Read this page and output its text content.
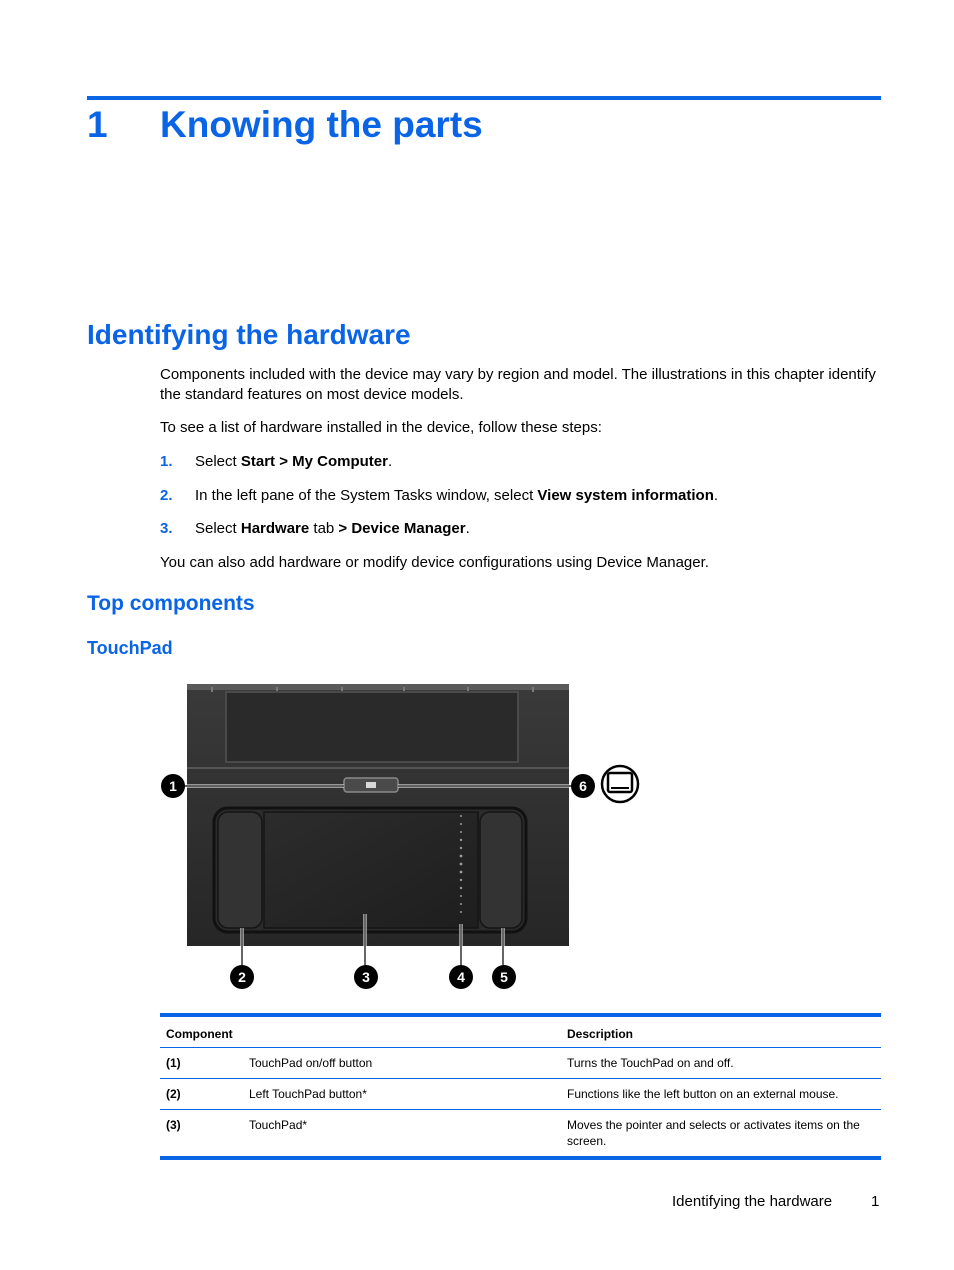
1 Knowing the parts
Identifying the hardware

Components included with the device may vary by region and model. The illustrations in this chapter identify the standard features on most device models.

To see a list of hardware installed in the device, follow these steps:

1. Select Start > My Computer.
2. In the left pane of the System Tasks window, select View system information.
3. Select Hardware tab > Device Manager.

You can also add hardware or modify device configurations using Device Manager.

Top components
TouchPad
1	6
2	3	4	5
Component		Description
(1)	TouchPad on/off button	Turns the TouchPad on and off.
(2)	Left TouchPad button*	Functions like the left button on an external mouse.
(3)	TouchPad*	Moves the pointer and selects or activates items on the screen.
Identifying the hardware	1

-------

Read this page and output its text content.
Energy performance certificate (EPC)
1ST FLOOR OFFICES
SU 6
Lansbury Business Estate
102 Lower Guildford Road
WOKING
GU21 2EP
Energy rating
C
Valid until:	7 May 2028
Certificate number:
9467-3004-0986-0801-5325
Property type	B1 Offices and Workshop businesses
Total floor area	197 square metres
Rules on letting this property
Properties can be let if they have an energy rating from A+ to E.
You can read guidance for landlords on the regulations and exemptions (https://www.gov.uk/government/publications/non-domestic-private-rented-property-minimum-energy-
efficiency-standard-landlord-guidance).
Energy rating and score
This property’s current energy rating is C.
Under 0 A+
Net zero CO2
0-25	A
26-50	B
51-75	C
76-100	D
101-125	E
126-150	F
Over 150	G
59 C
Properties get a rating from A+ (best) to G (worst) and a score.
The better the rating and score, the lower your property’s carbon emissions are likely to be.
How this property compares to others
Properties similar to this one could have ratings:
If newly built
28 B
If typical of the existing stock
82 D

-------

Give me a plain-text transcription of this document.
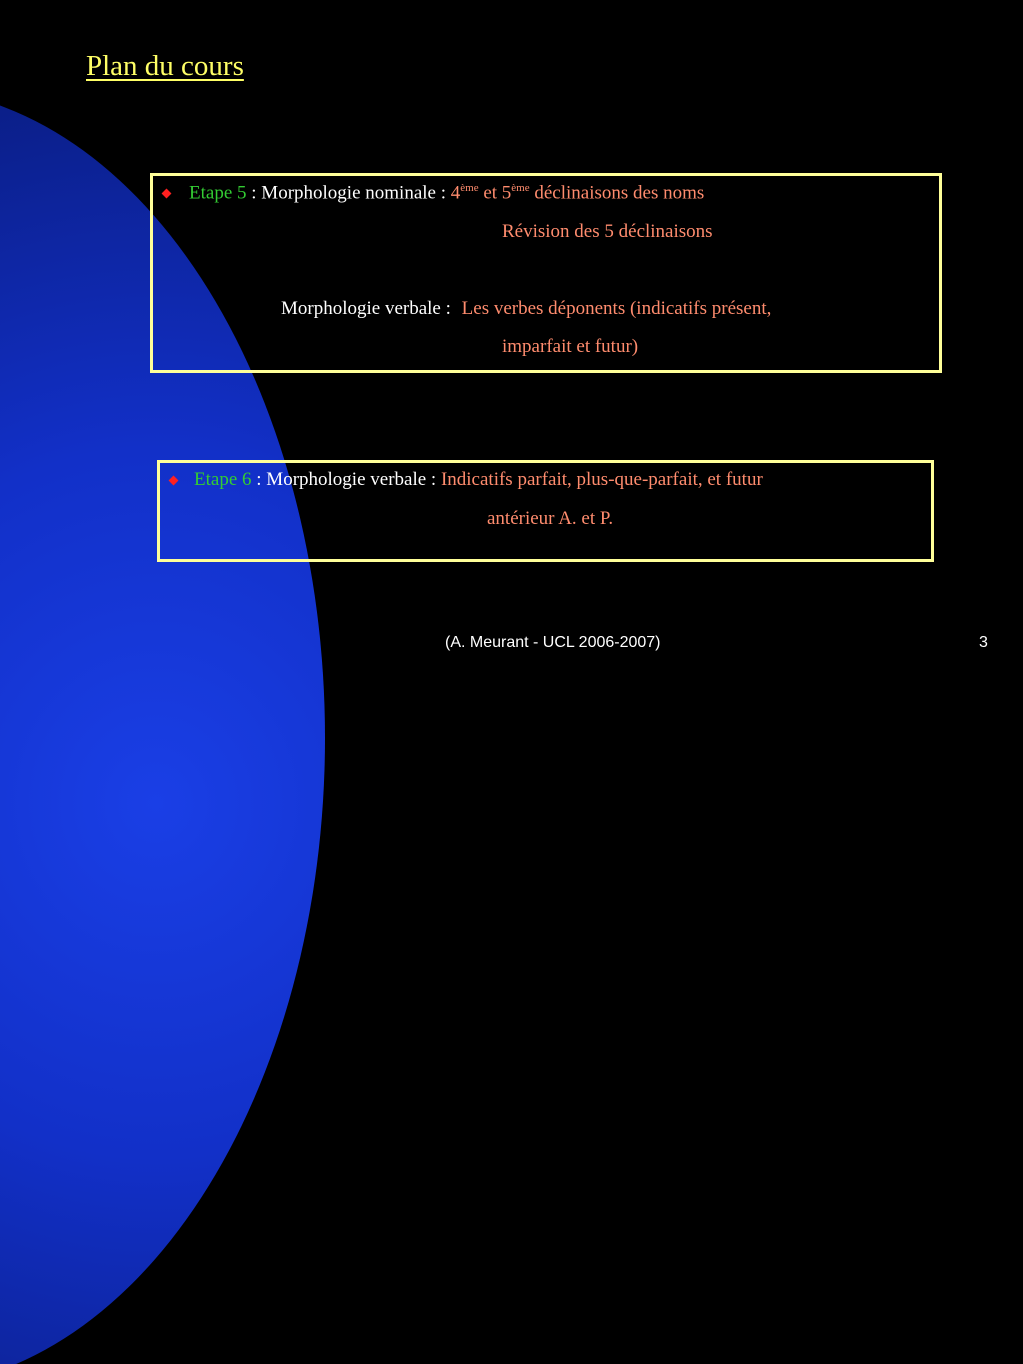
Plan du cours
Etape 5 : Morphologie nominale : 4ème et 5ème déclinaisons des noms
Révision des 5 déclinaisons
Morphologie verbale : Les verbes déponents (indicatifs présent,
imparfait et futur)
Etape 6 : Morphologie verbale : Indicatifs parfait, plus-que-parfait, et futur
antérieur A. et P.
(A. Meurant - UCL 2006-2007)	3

-------

# Exercise requirements
Look through the records and count each line that holds "left". Write only the total.

# Result of this exercise
2